**TEXT:**
** Start **

There is much more to Facebook than its LAMP stack, so you shouldn't just blame LAMP stack. And even if the LAMP stack does not work perfectly, there are still insights that developers can glean from it.

Re:Not very well (0)

julesh (229690) | about 5 years ago | (#27541935)

There is much more to Facebook than its LAMP stack, so you shouldn't just blame LAMP stack. And even if the LAMP stack does not work perfectly, there are still insights that developers can glean from it.

I'd say you're right not to blame the LAMP stack. I blame PHP for most of the problems.

According to the presentation, facebook's traffic is around 20,000 page requests per second (!). They have somewhere in the region of 5,000 servers in their main datacenter and (I believe) others scattered around the world, but restricting it to just that main center, that means each server is handling around 4 requests per second. Probably three-four times that at peak times, I'd guess. If the system were written in a compiled language, that wouldn't be even slightly taxing. They could probably reduce their infrastructure to around half its current size. But large chunks of it are written in interpreted languages, with the worst offender being the huge volume of PHP that constitutes their front end. PHP is, as I've profiled it, horribly inefficient. If you've got low traffic, it's a great solution for creating a quick, simple web site, but it doesn't easily scale to the kind of traffic facebook manages. They're spending a fortune on hardware and datacenter running costs because they've chosen an inefficient architecture. They've had to invest significant time, if you listen to the presentation, modifying PHP to make it less inefficient to even get to where they are now.

Re:Not very well (1, Troll)

drinkypoo (153816) | about 5 years ago | (#27541957)

PHP is, as I've profiled it, horribly inefficient. If you've got low traffic, it's a great solution for creating a quick, simple web site, but it doesn't easily scale to the kind of traffic facebook manages.

** End **

**SET TASKS:**
1. According to the forum thread about Facebook, how many page requests per second does Facebook handle?
2. Extract the lines of the records from the one containing "table-value: 52.16 <box>782 715 817 731</box>" down to the one containing "x-tick-label: 1997 <box>423 690 454 706</box>", with both of those lines included, and reproduce them unchanged.

**PROVIDED ENTRIES:**
** Start **

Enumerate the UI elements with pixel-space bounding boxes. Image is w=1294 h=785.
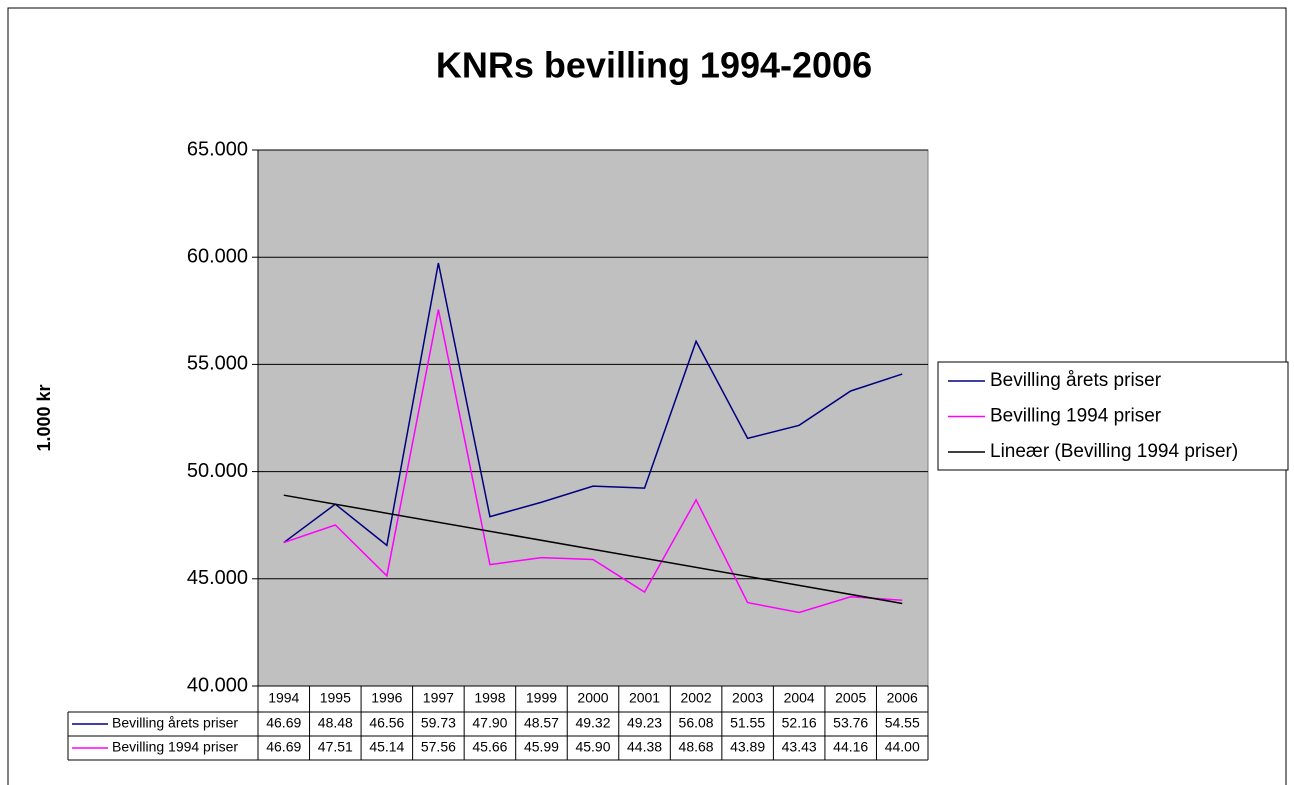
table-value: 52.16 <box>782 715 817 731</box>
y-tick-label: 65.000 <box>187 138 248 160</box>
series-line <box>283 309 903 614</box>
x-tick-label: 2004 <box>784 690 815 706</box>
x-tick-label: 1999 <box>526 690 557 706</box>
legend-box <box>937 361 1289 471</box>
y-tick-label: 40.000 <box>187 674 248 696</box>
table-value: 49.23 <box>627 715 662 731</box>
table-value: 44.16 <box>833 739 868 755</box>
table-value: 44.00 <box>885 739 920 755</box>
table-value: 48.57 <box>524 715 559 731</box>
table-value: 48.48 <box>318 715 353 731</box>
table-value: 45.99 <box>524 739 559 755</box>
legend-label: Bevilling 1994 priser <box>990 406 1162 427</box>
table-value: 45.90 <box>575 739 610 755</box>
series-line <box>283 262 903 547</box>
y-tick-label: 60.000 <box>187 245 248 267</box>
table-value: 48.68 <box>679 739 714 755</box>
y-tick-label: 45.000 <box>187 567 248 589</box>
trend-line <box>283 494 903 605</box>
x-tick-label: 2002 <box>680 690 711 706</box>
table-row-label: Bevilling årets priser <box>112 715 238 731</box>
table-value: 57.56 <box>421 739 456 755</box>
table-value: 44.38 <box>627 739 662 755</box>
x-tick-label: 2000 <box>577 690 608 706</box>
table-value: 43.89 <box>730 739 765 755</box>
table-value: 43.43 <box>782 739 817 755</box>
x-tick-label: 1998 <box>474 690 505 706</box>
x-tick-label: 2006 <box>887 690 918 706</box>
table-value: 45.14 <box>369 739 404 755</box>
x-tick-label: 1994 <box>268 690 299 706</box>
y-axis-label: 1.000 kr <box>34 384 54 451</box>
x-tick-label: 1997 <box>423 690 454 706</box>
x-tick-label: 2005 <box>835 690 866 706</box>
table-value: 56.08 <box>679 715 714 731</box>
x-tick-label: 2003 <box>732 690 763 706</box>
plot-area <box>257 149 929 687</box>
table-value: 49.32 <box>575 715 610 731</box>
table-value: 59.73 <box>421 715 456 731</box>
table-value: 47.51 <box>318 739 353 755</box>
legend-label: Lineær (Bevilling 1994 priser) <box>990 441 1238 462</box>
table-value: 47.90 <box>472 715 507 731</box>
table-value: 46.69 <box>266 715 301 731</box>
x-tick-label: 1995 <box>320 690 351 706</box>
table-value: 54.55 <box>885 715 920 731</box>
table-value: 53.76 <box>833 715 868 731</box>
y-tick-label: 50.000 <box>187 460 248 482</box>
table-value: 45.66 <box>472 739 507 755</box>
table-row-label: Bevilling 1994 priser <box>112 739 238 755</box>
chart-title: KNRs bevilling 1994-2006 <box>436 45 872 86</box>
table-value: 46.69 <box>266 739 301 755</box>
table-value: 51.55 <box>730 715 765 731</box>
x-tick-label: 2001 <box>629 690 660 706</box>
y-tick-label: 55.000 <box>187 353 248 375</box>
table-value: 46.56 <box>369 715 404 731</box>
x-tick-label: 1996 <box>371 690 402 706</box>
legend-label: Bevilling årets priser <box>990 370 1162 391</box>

** End **
** Start **

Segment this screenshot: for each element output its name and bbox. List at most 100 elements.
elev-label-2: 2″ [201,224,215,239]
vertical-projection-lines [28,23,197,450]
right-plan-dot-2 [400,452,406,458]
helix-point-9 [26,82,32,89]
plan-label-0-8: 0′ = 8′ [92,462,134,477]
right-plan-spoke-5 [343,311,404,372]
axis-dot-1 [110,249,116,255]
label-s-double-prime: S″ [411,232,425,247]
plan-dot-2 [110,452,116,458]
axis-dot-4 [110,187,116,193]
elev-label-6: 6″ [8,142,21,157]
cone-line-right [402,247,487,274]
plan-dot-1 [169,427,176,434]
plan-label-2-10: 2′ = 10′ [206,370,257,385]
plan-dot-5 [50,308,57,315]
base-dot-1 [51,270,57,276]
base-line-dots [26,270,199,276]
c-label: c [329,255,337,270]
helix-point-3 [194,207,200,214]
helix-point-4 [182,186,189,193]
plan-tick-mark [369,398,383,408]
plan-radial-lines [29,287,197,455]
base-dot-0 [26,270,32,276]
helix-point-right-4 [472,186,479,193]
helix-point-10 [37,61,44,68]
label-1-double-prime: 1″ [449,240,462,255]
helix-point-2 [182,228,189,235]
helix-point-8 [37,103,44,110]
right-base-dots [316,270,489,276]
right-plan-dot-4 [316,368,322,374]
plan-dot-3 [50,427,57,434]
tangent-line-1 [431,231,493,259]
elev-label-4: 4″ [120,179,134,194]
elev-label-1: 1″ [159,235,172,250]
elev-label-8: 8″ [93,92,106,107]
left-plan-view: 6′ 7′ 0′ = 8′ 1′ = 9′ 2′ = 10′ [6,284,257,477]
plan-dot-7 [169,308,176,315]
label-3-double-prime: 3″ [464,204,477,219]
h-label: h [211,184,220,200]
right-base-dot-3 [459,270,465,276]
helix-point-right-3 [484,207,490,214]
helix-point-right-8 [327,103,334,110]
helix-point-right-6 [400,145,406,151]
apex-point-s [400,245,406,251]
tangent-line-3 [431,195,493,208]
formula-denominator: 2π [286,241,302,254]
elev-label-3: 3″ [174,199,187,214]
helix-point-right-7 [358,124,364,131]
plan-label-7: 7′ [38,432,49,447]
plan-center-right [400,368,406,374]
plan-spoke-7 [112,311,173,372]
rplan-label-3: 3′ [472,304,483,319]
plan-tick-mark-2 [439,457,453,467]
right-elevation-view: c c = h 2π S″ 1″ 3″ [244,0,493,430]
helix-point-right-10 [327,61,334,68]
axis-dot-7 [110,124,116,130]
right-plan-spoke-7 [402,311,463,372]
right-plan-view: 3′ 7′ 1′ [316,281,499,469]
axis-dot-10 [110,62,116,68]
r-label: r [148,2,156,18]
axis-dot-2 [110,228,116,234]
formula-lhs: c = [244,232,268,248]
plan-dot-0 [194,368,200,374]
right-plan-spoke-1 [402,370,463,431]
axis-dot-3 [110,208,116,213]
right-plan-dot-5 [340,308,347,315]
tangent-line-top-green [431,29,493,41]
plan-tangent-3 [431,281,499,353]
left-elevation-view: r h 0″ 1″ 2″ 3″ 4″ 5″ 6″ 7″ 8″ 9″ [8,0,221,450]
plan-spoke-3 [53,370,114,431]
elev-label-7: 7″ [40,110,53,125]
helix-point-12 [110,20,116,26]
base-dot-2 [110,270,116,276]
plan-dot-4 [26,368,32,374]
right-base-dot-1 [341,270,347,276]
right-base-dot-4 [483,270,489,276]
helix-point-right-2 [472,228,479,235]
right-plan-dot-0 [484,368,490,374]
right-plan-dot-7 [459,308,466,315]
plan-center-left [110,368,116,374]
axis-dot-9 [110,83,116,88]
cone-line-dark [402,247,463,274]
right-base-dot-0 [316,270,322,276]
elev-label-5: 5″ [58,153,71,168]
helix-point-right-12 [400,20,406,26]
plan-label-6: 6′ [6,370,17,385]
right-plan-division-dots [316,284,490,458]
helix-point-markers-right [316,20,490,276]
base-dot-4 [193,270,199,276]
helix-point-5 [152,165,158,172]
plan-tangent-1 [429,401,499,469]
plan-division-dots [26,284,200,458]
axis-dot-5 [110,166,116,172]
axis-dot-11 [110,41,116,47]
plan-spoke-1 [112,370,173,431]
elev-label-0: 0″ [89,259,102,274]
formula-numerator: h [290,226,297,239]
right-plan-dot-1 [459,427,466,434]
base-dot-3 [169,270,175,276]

** End **

**SOLUTIONS PER TASK:**
1. Around 20,000 page requests per second.

2.
table-value: 52.16 <box>782 715 817 731</box>
y-tick-label: 65.000 <box>187 138 248 160</box>
series-line <box>283 309 903 614</box>
x-tick-label: 2004 <box>784 690 815 706</box>
x-tick-label: 1999 <box>526 690 557 706</box>
legend-box <box>937 361 1289 471</box>
y-tick-label: 40.000 <box>187 674 248 696</box>
table-value: 49.23 <box>627 715 662 731</box>
table-value: 44.16 <box>833 739 868 755</box>
table-value: 44.00 <box>885 739 920 755</box>
table-value: 48.57 <box>524 715 559 731</box>
table-value: 48.48 <box>318 715 353 731</box>
table-value: 45.99 <box>524 739 559 755</box>
legend-label: Bevilling 1994 priser <box>990 406 1162 427</box>
table-value: 45.90 <box>575 739 610 755</box>
series-line <box>283 262 903 547</box>
y-tick-label: 60.000 <box>187 245 248 267</box>
table-value: 48.68 <box>679 739 714 755</box>
y-tick-label: 45.000 <box>187 567 248 589</box>
trend-line <box>283 494 903 605</box>
x-tick-label: 2002 <box>680 690 711 706</box>
table-row-label: Bevilling årets priser <box>112 715 238 731</box>
table-value: 57.56 <box>421 739 456 755</box>
table-value: 44.38 <box>627 739 662 755</box>
x-tick-label: 2000 <box>577 690 608 706</box>
table-value: 43.89 <box>730 739 765 755</box>
table-value: 43.43 <box>782 739 817 755</box>
x-tick-label: 1998 <box>474 690 505 706</box>
x-tick-label: 2006 <box>887 690 918 706</box>
table-value: 45.14 <box>369 739 404 755</box>
x-tick-label: 1994 <box>268 690 299 706</box>
y-axis-label: 1.000 kr <box>34 384 54 451</box>
x-tick-label: 1997 <box>423 690 454 706</box>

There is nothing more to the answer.